:: EXERCISE DETAILS ::
Pick out every line in the data below that holds "image".

|---|

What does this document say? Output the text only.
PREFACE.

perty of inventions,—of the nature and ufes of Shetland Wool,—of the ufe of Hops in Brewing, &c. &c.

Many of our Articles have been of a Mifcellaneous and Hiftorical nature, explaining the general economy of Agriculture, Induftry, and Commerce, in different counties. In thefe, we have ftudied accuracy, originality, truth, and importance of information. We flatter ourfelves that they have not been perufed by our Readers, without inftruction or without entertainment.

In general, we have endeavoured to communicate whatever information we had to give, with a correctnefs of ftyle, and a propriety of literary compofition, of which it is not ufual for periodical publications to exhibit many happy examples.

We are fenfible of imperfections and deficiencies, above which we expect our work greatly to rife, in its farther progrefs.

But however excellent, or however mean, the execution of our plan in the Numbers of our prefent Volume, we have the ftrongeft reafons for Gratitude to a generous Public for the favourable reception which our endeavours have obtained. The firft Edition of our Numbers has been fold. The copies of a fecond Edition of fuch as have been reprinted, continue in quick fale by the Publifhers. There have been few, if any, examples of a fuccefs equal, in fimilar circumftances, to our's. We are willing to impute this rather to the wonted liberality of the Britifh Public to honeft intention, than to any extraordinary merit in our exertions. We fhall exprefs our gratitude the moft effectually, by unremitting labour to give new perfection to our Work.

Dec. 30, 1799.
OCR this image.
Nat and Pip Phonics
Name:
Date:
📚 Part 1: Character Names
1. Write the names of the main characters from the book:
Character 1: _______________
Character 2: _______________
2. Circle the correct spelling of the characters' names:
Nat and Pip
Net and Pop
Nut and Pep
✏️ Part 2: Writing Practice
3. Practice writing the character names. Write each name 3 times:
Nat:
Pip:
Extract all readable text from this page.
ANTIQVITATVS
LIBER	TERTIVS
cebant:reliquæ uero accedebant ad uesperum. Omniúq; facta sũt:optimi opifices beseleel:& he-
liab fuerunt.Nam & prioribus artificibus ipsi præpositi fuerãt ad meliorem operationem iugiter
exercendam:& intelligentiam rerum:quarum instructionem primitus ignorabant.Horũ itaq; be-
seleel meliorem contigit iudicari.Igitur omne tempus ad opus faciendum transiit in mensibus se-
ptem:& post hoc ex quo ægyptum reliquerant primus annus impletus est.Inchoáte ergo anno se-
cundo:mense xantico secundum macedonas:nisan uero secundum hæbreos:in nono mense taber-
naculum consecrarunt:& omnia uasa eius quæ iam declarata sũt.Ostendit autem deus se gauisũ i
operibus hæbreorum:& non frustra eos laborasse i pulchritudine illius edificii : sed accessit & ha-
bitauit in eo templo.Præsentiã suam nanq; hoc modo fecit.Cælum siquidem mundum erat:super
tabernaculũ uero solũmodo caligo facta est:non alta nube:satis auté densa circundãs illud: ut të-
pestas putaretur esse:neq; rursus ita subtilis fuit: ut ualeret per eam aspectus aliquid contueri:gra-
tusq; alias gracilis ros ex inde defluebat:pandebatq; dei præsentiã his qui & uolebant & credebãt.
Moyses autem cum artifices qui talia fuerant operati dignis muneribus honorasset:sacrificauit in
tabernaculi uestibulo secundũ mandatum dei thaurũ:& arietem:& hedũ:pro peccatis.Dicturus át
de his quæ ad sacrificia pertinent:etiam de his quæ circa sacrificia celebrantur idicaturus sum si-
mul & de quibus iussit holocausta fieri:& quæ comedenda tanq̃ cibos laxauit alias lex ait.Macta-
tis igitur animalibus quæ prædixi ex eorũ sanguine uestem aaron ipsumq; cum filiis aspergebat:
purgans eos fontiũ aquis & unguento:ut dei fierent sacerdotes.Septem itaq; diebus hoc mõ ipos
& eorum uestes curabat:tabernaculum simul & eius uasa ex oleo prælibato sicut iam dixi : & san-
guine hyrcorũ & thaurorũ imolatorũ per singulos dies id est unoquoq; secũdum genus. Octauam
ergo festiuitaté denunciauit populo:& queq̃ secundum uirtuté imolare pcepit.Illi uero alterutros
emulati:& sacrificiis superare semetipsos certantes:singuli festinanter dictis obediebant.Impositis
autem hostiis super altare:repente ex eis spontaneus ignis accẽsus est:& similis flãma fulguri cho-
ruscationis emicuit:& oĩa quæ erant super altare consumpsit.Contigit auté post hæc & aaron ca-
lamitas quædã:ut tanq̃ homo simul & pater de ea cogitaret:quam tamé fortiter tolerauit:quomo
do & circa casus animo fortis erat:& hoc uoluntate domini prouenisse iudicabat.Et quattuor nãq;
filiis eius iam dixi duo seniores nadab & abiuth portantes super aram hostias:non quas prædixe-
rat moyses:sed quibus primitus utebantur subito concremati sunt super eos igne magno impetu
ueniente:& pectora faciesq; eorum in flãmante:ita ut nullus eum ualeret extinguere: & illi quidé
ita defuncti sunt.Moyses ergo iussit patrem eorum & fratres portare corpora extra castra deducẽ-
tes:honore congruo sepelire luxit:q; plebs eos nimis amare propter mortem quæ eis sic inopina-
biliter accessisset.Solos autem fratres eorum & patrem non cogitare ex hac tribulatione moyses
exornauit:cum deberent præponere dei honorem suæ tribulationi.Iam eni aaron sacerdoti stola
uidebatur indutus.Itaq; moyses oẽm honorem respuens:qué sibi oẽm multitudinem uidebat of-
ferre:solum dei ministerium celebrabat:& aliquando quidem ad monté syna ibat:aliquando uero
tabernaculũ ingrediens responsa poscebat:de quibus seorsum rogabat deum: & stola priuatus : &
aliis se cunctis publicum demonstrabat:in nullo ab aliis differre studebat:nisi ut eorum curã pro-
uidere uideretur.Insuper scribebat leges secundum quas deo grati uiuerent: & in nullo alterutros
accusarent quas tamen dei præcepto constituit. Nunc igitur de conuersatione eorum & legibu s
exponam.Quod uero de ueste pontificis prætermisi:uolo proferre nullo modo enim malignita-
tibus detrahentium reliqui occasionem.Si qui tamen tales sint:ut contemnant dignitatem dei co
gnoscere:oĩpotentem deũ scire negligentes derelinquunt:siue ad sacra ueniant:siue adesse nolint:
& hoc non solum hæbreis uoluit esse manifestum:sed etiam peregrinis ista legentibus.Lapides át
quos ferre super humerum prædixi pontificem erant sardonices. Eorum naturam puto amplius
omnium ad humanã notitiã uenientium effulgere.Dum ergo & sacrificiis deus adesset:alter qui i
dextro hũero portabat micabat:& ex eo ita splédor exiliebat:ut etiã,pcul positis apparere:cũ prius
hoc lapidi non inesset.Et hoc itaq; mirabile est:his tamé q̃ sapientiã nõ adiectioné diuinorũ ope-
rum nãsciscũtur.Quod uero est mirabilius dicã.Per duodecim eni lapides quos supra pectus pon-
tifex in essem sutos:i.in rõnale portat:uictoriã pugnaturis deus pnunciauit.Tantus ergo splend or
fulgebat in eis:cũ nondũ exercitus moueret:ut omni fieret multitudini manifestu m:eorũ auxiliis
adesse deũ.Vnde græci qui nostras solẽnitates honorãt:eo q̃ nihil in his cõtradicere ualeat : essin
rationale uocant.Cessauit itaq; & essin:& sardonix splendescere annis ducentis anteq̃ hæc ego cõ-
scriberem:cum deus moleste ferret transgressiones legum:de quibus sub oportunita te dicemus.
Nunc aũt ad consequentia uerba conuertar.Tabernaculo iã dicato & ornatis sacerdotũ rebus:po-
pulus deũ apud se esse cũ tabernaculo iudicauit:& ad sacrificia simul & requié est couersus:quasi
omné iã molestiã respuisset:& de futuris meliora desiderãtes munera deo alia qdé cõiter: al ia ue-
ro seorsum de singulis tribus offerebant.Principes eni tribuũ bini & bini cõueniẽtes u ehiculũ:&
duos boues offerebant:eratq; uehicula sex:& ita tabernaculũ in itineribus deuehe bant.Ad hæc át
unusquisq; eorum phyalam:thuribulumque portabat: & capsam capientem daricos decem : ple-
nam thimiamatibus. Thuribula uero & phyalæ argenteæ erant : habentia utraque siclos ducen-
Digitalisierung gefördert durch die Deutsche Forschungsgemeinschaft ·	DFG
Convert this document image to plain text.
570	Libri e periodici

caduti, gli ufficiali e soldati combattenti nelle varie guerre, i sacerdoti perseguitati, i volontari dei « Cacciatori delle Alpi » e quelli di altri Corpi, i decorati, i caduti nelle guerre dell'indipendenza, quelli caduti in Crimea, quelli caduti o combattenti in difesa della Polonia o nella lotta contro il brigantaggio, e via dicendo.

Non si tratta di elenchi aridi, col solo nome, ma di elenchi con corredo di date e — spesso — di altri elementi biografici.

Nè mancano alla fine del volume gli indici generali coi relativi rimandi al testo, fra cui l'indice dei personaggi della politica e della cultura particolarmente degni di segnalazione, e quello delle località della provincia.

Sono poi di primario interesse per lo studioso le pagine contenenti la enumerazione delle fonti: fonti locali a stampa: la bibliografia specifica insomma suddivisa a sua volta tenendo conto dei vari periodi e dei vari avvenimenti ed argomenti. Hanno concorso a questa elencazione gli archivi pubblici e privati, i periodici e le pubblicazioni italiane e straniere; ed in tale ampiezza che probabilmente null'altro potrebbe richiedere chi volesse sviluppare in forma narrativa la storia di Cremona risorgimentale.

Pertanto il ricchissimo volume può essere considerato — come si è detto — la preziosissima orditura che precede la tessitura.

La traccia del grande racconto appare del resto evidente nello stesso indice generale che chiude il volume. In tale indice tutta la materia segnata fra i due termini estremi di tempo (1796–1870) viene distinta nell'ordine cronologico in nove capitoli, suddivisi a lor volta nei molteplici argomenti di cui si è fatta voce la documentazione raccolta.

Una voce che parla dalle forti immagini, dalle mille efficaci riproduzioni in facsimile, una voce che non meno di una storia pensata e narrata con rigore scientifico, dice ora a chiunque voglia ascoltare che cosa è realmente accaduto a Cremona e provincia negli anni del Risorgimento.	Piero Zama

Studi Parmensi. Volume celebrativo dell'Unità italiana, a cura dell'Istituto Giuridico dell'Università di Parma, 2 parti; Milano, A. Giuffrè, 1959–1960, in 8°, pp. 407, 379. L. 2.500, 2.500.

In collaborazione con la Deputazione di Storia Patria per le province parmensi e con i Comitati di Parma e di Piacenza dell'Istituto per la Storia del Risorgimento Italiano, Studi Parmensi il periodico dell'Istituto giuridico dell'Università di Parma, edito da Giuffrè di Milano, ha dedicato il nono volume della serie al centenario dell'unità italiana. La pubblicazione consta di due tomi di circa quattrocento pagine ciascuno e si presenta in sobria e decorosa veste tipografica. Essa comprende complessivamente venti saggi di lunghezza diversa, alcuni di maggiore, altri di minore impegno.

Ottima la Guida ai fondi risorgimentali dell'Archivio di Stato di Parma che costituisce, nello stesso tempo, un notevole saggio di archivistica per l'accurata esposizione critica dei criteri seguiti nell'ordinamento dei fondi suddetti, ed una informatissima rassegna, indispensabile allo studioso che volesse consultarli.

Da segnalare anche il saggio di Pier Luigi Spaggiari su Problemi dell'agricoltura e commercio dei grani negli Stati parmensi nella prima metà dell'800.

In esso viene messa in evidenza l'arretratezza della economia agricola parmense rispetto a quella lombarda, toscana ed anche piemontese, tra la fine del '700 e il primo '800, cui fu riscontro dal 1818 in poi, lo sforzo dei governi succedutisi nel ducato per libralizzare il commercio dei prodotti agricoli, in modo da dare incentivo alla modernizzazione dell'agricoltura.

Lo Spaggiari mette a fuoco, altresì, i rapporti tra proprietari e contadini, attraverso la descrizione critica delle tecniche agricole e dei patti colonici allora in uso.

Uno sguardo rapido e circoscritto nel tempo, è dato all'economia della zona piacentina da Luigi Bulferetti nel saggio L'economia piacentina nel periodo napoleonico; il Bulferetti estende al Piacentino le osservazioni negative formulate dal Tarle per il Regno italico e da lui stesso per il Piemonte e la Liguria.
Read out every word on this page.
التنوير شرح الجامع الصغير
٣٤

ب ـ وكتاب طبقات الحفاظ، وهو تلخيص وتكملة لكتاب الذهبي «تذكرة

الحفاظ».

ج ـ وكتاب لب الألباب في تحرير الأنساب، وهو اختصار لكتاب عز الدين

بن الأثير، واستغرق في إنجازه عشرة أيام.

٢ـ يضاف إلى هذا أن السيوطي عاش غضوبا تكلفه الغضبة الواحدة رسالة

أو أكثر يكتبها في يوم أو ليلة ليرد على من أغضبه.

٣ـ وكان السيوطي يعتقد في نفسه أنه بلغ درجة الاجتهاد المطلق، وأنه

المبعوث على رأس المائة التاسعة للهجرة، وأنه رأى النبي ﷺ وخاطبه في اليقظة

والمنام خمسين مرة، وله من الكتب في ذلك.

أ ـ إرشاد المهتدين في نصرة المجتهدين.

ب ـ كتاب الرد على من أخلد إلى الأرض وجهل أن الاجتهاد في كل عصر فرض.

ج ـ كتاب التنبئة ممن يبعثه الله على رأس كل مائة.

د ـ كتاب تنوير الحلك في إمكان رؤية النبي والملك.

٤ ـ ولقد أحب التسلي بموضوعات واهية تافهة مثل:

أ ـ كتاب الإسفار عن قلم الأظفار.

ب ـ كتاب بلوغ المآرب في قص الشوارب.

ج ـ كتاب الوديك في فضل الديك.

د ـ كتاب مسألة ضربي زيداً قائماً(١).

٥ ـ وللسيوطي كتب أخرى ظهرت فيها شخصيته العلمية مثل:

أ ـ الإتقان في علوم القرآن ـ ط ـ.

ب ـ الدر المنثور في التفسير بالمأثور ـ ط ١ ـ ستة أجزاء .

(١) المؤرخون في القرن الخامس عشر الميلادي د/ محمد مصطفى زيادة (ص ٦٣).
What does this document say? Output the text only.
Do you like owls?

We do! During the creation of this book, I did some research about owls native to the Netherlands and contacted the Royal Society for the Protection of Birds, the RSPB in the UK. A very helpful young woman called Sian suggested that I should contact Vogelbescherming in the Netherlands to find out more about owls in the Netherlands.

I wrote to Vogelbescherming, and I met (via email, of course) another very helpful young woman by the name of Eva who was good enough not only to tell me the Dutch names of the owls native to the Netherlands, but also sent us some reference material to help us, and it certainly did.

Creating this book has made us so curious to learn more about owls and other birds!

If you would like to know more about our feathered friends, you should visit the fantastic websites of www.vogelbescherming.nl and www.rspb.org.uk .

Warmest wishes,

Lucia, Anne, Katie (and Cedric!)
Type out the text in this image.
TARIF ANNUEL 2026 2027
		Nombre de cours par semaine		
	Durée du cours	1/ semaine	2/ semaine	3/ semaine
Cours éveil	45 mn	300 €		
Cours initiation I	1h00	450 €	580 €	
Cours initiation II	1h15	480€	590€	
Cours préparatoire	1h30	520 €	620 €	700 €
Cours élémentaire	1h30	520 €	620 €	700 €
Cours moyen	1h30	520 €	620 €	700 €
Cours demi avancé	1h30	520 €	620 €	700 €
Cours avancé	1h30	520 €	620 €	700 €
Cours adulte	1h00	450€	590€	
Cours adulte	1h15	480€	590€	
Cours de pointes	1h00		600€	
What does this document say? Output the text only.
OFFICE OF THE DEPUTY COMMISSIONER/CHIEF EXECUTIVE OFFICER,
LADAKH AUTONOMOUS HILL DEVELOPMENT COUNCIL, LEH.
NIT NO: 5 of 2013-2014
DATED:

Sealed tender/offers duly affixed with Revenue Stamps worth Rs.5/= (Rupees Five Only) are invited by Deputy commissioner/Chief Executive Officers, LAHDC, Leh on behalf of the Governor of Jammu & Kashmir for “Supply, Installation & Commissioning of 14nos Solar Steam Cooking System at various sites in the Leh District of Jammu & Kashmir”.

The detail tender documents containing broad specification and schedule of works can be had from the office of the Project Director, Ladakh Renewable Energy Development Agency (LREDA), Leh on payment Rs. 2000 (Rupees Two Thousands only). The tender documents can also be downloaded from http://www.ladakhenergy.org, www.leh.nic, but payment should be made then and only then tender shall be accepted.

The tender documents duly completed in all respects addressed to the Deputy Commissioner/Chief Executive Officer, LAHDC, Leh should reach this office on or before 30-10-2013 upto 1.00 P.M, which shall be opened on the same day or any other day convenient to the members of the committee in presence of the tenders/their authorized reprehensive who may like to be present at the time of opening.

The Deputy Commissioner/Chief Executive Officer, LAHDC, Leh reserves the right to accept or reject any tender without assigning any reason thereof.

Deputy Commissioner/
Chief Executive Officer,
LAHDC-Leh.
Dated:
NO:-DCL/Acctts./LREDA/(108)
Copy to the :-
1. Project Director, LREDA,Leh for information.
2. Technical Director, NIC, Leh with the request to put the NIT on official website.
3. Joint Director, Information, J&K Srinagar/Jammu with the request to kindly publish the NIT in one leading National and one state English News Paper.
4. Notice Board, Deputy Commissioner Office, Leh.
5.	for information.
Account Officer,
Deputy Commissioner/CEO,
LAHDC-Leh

|---|

:: SOLUTION FOR THIS PROBLEM ::
OCR this image.
Convert this document image to plain text.
Type out the text in this image.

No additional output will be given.